**Exercise directions:**
Your task is to quote the material that follows, in full and exactly.

**Entries shown:**
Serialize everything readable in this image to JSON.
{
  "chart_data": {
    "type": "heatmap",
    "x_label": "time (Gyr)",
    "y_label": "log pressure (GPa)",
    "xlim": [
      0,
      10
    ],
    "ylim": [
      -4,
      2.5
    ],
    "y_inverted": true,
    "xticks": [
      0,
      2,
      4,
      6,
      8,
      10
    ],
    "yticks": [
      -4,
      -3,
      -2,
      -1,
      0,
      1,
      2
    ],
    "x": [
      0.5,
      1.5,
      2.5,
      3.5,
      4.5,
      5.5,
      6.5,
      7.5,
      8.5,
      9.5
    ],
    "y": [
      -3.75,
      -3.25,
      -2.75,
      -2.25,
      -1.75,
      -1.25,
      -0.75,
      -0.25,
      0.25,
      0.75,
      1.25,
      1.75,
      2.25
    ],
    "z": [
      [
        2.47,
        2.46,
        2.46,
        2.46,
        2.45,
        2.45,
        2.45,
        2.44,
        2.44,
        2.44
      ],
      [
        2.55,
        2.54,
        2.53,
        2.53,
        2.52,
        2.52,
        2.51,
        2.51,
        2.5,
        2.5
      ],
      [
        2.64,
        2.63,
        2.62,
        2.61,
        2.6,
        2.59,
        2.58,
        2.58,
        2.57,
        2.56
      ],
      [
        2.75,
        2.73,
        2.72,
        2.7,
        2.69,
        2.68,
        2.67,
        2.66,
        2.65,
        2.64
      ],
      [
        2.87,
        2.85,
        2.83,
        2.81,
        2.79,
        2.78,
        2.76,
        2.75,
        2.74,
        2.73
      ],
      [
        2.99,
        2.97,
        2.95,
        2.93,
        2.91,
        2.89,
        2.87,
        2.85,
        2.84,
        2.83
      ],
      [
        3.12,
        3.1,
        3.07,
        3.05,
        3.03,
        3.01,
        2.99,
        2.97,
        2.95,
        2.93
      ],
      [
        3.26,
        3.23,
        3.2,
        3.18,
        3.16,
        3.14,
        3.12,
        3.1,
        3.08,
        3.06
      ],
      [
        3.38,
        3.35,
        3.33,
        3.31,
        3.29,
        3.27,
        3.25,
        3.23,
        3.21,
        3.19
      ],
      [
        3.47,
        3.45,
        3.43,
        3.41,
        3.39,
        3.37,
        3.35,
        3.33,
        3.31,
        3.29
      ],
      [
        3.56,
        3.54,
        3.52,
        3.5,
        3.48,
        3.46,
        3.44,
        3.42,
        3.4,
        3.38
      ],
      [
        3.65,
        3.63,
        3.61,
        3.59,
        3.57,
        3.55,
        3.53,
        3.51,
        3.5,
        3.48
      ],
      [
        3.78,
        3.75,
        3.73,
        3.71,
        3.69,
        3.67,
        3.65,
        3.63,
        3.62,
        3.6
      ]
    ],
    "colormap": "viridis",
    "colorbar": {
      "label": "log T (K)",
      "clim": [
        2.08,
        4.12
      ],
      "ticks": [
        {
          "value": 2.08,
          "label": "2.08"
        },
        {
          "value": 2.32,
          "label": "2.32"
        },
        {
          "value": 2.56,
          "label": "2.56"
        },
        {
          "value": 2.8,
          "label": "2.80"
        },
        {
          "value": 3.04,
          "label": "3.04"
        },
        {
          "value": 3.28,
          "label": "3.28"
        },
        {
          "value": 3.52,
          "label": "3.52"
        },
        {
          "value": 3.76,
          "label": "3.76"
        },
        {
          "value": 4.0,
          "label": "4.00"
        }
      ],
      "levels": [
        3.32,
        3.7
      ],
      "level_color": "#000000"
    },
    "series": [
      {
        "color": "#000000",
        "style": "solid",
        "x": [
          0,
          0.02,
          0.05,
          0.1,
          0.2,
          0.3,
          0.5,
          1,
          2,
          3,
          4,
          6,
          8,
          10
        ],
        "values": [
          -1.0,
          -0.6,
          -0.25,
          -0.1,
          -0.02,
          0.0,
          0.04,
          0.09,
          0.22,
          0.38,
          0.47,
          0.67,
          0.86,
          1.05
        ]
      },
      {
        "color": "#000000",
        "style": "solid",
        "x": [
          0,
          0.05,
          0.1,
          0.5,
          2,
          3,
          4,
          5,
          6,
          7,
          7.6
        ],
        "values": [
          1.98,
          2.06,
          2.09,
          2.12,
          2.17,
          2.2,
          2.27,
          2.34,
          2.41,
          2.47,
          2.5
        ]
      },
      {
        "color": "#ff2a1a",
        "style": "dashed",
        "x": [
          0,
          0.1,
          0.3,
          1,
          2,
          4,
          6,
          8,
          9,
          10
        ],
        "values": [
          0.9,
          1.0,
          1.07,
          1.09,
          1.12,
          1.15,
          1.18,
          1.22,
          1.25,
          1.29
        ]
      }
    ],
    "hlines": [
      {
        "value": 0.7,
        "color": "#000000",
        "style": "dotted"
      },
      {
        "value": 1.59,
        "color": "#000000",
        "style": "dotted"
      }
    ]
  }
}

**Output for this exercise:**
Serialize everything readable in this image to JSON.
{
  "chart_data": {
    "type": "heatmap",
    "x_label": "time (Gyr)",
    "y_label": "log pressure (GPa)",
    "xlim": [
      0,
      10
    ],
    "ylim": [
      -4,
      2.5
    ],
    "y_inverted": true,
    "xticks": [
      0,
      2,
      4,
      6,
      8,
      10
    ],
    "yticks": [
      -4,
      -3,
      -2,
      -1,
      0,
      1,
      2
    ],
    "x": [
      0.5,
      1.5,
      2.5,
      3.5,
      4.5,
      5.5,
      6.5,
      7.5,
      8.5,
      9.5
    ],
    "y": [
      -3.75,
      -3.25,
      -2.75,
      -2.25,
      -1.75,
      -1.25,
      -0.75,
      -0.25,
      0.25,
      0.75,
      1.25,
      1.75,
      2.25
    ],
    "z": [
      [
        2.47,
        2.46,
        2.46,
        2.46,
        2.45,
        2.45,
        2.45,
        2.44,
        2.44,
        2.44
      ],
      [
        2.55,
        2.54,
        2.53,
        2.53,
        2.52,
        2.52,
        2.51,
        2.51,
        2.5,
        2.5
      ],
      [
        2.64,
        2.63,
        2.62,
        2.61,
        2.6,
        2.59,
        2.58,
        2.58,
        2.57,
        2.56
      ],
      [
        2.75,
        2.73,
        2.72,
        2.7,
        2.69,
        2.68,
        2.67,
        2.66,
        2.65,
        2.64
      ],
      [
        2.87,
        2.85,
        2.83,
        2.81,
        2.79,
        2.78,
        2.76,
        2.75,
        2.74,
        2.73
      ],
      [
        2.99,
        2.97,
        2.95,
        2.93,
        2.91,
        2.89,
        2.87,
        2.85,
        2.84,
        2.83
      ],
      [
        3.12,
        3.1,
        3.07,
        3.05,
        3.03,
        3.01,
        2.99,
        2.97,
        2.95,
        2.93
      ],
      [
        3.26,
        3.23,
        3.2,
        3.18,
        3.16,
        3.14,
        3.12,
        3.1,
        3.08,
        3.06
      ],
      [
        3.38,
        3.35,
        3.33,
        3.31,
        3.29,
        3.27,
        3.25,
        3.23,
        3.21,
        3.19
      ],
      [
        3.47,
        3.45,
        3.43,
        3.41,
        3.39,
        3.37,
        3.35,
        3.33,
        3.31,
        3.29
      ],
      [
        3.56,
        3.54,
        3.52,
        3.5,
        3.48,
        3.46,
        3.44,
        3.42,
        3.4,
        3.38
      ],
      [
        3.65,
        3.63,
        3.61,
        3.59,
        3.57,
        3.55,
        3.53,
        3.51,
        3.5,
        3.48
      ],
      [
        3.78,
        3.75,
        3.73,
        3.71,
        3.69,
        3.67,
        3.65,
        3.63,
        3.62,
        3.6
      ]
    ],
    "colormap": "viridis",
    "colorbar": {
      "label": "log T (K)",
      "clim": [
        2.08,
        4.12
      ],
      "ticks": [
        {
          "value": 2.08,
          "label": "2.08"
        },
        {
          "value": 2.32,
          "label": "2.32"
        },
        {
          "value": 2.56,
          "label": "2.56"
        },
        {
          "value": 2.8,
          "label": "2.80"
        },
        {
          "value": 3.04,
          "label": "3.04"
        },
        {
          "value": 3.28,
          "label": "3.28"
        },
        {
          "value": 3.52,
          "label": "3.52"
        },
        {
          "value": 3.76,
          "label": "3.76"
        },
        {
          "value": 4.0,
          "label": "4.00"
        }
      ],
      "levels": [
        3.32,
        3.7
      ],
      "level_color": "#000000"
    },
    "series": [
      {
        "color": "#000000",
        "style": "solid",
        "x": [
          0,
          0.02,
          0.05,
          0.1,
          0.2,
          0.3,
          0.5,
          1,
          2,
          3,
          4,
          6,
          8,
          10
        ],
        "values": [
          -1.0,
          -0.6,
          -0.25,
          -0.1,
          -0.02,
          0.0,
          0.04,
          0.09,
          0.22,
          0.38,
          0.47,
          0.67,
          0.86,
          1.05
        ]
      },
      {
        "color": "#000000",
        "style": "solid",
        "x": [
          0,
          0.05,
          0.1,
          0.5,
          2,
          3,
          4,
          5,
          6,
          7,
          7.6
        ],
        "values": [
          1.98,
          2.06,
          2.09,
          2.12,
          2.17,
          2.2,
          2.27,
          2.34,
          2.41,
          2.47,
          2.5
        ]
      },
      {
        "color": "#ff2a1a",
        "style": "dashed",
        "x": [
          0,
          0.1,
          0.3,
          1,
          2,
          4,
          6,
          8,
          9,
          10
        ],
        "values": [
          0.9,
          1.0,
          1.07,
          1.09,
          1.12,
          1.15,
          1.18,
          1.22,
          1.25,
          1.29
        ]
      }
    ],
    "hlines": [
      {
        "value": 0.7,
        "color": "#000000",
        "style": "dotted"
      },
      {
        "value": 1.59,
        "color": "#000000",
        "style": "dotted"
      }
    ]
  }
}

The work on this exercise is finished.